:: EXERCISE INPUTS ::

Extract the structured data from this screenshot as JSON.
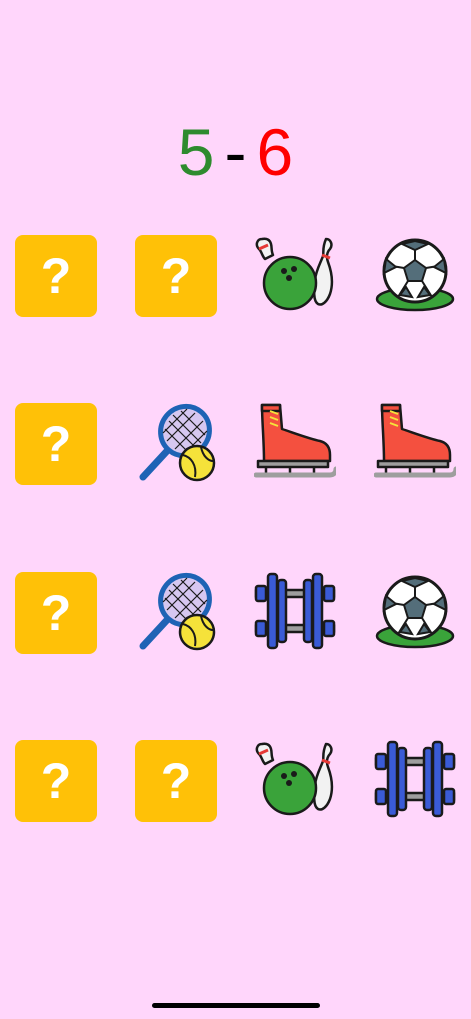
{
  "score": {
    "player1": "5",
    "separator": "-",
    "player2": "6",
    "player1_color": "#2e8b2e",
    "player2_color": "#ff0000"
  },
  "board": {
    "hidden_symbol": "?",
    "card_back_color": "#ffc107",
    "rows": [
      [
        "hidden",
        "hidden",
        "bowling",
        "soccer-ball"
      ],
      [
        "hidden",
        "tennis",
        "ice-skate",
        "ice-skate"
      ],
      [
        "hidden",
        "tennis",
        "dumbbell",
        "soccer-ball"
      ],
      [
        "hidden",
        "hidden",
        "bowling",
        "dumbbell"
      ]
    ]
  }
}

:::
:: EXERCISE INPUTS ::

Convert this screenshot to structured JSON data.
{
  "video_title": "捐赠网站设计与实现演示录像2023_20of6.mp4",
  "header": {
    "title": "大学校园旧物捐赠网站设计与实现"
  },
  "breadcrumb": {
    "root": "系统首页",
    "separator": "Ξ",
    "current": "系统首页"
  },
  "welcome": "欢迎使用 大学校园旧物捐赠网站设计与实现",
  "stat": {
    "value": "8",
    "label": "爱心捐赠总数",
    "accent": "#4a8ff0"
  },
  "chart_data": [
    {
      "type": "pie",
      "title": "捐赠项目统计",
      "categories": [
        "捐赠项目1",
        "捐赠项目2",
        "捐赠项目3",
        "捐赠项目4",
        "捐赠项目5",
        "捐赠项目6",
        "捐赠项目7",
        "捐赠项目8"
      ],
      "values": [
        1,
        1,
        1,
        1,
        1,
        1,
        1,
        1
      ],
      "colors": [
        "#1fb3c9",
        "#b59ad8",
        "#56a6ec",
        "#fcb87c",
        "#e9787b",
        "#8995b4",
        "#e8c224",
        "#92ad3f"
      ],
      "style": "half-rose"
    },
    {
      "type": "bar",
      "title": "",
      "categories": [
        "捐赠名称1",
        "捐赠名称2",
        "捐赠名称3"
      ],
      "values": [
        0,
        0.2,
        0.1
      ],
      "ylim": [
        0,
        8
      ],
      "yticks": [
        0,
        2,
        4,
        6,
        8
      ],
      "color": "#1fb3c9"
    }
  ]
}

:::

- _INSTRUCTIONS TO FOLLOW_: Copy each line of the records that contains the word "大学校园旧物捐赠网站设计与实现".

- _RESPONSE BELOW_:
    "title": "大学校园旧物捐赠网站设计与实现"
  "welcome": "欢迎使用 大学校园旧物捐赠网站设计与实现",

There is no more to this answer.